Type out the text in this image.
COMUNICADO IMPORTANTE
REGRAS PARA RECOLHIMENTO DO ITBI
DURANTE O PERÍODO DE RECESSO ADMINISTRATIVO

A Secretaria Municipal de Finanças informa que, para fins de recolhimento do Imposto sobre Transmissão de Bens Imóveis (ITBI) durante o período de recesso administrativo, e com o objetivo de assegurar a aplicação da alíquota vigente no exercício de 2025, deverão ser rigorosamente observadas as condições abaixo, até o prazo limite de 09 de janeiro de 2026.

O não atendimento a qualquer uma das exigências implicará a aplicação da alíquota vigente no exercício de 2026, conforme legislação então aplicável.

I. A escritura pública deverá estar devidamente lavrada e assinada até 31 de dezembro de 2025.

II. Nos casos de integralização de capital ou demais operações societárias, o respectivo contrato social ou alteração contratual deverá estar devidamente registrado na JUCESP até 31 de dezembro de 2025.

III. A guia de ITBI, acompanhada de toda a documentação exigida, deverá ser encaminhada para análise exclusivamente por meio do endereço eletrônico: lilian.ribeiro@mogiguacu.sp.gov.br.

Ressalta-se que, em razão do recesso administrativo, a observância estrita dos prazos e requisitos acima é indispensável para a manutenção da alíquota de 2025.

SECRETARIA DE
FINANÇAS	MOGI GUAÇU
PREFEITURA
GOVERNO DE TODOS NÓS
* * * * * * * * *
» **WHAT IS NEEDED**
All of the entries must be quoted exactly; please include each one.

» **SOLUTION FOR THIS EXERCISE**
Type out the text in this image.
COMUNICADO IMPORTANTE
REGRAS PARA RECOLHIMENTO DO ITBI
DURANTE O PERÍODO DE RECESSO ADMINISTRATIVO

A Secretaria Municipal de Finanças informa que, para fins de recolhimento do Imposto sobre Transmissão de Bens Imóveis (ITBI) durante o período de recesso administrativo, e com o objetivo de assegurar a aplicação da alíquota vigente no exercício de 2025, deverão ser rigorosamente observadas as condições abaixo, até o prazo limite de 09 de janeiro de 2026.

O não atendimento a qualquer uma das exigências implicará a aplicação da alíquota vigente no exercício de 2026, conforme legislação então aplicável.

I. A escritura pública deverá estar devidamente lavrada e assinada até 31 de dezembro de 2025.

II. Nos casos de integralização de capital ou demais operações societárias, o respectivo contrato social ou alteração contratual deverá estar devidamente registrado na JUCESP até 31 de dezembro de 2025.

III. A guia de ITBI, acompanhada de toda a documentação exigida, deverá ser encaminhada para análise exclusivamente por meio do endereço eletrônico: lilian.ribeiro@mogiguacu.sp.gov.br.

Ressalta-se que, em razão do recesso administrativo, a observância estrita dos prazos e requisitos acima é indispensável para a manutenção da alíquota de 2025.

SECRETARIA DE
FINANÇAS	MOGI GUAÇU
PREFEITURA
GOVERNO DE TODOS NÓS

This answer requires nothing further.